§ **ТЕКСТ ДЛЯ ЧТЕНИЯ**:
────

В феврале 1947 года Вологодский облисполком утвердил список из 20 семей, переезжающих в Ленинградскую область. Это были семьи колхозников изУломского (16), Липовского (1), Суховерховского (2), Минчаковского (1) сельсоветов [17]. Кирилловскому райисполкому было предписано: официально уведомить каждое переселяемое хозяйство о дате отъезда, организовать ветеринарный осмотр перевозимого скота, за 1 – 2 дня до отправки к станции погрузки выдать переселенцам за наличный расчет продовольственные и промышленные товары по установленным нормам и денежное пособие в размере 5000 рублей, предоставить транспорт [18]. Управляющей Госбанком было поручено подготовить к 9 марта 1947 года деньги в сумме 100 000 рублей для выплаты единовременных пособий [19]. Кирилловский торговый отдел в срок до 10 марта 1947 года должен был продать переселяемым семьям по три пары валенок, по одной паре кожаной обуви, по два платка и по две шапки [20].
В октябре 1947 года 36 семей из Кирилловского района переселились в Калининградскую область [21]. В соответствии с решением облисполкома им разрешалось выделить по одной корове, по две овцы, по одному поросенку, по пять – десять голов птицы, если этих животных не было в личном хозяйстве [22]. Кроме того, выдавалось денежное пособие в размере 1000 рублей на главу семьи и по 300 рублей на каждого члена семьи [23].
В 1952 году после завершения работ на Волгодонском канале им. В. И. Ленина коллективы двух строительных подразделений «Главгидроволгодонстроя» были направлены в Шексну и Вытегру. В Вытегре было создано Главное управление строительства Волго-Балтийского водного пути – «Главгидроволгобалтстрой».
21 марта 1952 года Совет Министров СССР принял постановление «О мероприятиях по переселению населения и переносу на новые места предприятий, строений и сооружений в связи со строительством Волго-Балтийского водного пути». В постановлении предусматривались различные льготы «переселяемым колхозам, колхозникам, рабочим и служащим»: освобождение от обязательных поставок сельскохозяйственных продуктов государству (кроме молока), от уплаты налогов и страховых платежей сроком на 2 года. Сельхозбанк обязан был выдавать нуждающимся переселенцам долгосрочный кредит на новое строительство домов до 6000 рублей на семью сроком на 7 лет с погашением, начиная с 3-го года с момента выдачи кредита, и до 3000 рублей на семью сроком на 5 лет на ремонт и восстановление перевозимых домов. Предусматривалось выделять колхозам, переселяемым из зоны затопления, долгосрочные кредиты на возведение новых построек производственного и культурно-бытового назначения, устройство переправ, плотин, колодцев и водопроводов в размерах и сроках, установленных правилами долгосрочного кредитования [24].

────

§ **ЗАДАНИЕ 1**:
Процитируйте без изменений часть записей, которая начинается с самой первой строки записей и заканчивается строкой, содержащей «button[interactable]: 1 xyxy=(23,536,95,608)». Обе границы включаются.

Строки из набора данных
────

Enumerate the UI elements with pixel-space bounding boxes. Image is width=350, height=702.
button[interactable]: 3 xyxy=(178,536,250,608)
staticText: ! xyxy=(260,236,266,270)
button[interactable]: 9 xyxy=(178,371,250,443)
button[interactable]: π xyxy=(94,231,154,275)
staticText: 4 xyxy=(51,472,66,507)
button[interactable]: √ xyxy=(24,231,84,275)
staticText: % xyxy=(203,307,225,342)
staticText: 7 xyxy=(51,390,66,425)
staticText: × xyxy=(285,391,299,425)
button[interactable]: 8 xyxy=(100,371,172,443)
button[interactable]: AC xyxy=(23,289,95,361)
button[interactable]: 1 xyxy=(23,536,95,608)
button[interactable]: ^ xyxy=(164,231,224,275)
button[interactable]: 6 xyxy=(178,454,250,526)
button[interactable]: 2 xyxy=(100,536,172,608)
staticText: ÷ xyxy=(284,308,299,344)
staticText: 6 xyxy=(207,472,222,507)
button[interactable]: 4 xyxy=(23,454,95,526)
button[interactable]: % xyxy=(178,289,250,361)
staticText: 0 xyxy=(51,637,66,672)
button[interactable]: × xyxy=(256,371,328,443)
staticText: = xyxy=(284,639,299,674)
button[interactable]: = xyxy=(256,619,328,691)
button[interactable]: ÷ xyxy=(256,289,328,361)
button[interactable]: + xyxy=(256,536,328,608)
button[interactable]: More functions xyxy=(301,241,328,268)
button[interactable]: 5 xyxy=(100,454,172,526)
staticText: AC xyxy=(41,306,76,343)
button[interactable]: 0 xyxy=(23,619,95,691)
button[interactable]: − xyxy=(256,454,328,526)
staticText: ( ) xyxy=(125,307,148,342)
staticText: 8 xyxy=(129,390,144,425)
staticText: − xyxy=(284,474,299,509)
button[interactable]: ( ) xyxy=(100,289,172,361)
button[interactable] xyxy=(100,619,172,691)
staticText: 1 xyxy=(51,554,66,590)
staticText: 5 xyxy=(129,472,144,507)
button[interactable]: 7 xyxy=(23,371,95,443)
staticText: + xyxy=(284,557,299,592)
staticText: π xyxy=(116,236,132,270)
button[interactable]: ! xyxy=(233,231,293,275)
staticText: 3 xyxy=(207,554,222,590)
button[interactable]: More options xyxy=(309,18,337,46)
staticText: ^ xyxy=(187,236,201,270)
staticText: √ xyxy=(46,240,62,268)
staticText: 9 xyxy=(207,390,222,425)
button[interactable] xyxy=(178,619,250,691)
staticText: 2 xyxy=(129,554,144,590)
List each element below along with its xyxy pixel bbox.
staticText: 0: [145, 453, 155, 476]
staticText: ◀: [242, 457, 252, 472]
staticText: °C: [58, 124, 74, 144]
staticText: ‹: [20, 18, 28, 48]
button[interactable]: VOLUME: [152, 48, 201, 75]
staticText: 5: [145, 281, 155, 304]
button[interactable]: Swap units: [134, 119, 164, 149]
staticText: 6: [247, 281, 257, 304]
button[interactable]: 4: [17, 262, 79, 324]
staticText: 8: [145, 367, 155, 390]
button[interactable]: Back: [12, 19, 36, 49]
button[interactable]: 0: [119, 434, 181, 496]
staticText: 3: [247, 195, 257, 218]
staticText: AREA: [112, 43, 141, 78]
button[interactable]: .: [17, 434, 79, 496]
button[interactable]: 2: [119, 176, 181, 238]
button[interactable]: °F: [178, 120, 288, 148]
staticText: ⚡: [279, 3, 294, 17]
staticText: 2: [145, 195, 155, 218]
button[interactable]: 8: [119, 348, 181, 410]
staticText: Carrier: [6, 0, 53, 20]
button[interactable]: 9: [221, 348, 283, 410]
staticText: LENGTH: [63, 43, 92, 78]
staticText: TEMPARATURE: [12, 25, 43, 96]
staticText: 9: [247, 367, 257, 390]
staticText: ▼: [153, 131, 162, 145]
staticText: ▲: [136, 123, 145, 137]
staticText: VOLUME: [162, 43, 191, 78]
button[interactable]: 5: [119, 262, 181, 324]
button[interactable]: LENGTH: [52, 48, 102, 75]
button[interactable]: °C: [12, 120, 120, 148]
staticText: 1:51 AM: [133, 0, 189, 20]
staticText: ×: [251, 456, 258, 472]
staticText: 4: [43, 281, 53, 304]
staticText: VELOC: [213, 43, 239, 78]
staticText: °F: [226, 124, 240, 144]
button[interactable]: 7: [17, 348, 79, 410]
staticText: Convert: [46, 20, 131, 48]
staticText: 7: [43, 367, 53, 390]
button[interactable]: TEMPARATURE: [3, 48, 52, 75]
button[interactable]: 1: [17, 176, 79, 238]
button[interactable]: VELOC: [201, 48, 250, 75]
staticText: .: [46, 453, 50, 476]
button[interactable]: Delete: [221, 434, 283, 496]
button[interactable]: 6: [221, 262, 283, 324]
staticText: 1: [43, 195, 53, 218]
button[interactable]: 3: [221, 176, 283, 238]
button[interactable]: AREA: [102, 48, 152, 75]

────

§ **ЗАДАНИЕ 2**:
Выведите без изменений часть текста о переселении, которая начинается со слов «В октябре 1947» и заканчивается словами «члена семьи [23].».

§ **РЕШЕНИЕ ЗАДАНИЯ 1**:
Enumerate the UI elements with pixel-space bounding boxes. Image is width=350, height=702.
button[interactable]: 3 xyxy=(178,536,250,608)
staticText: ! xyxy=(260,236,266,270)
button[interactable]: 9 xyxy=(178,371,250,443)
button[interactable]: π xyxy=(94,231,154,275)
staticText: 4 xyxy=(51,472,66,507)
button[interactable]: √ xyxy=(24,231,84,275)
staticText: % xyxy=(203,307,225,342)
staticText: 7 xyxy=(51,390,66,425)
staticText: × xyxy=(285,391,299,425)
button[interactable]: 8 xyxy=(100,371,172,443)
button[interactable]: AC xyxy=(23,289,95,361)
button[interactable]: 1 xyxy=(23,536,95,608)

§ **РЕШЕНИЕ ЗАДАНИЯ 2**:
В октябре 1947 года 36 семей из Кирилловского района переселились в Калининградскую область [21]. В соответствии с решением облисполкома им разрешалось выделить по одной корове, по две овцы, по одному поросенку, по пять – десять голов птицы, если этих животных не было в личном хозяйстве [22]. Кроме того, выдавалось денежное пособие в размере 1000 рублей на главу семьи и по 300 рублей на каждого члена семьи [23].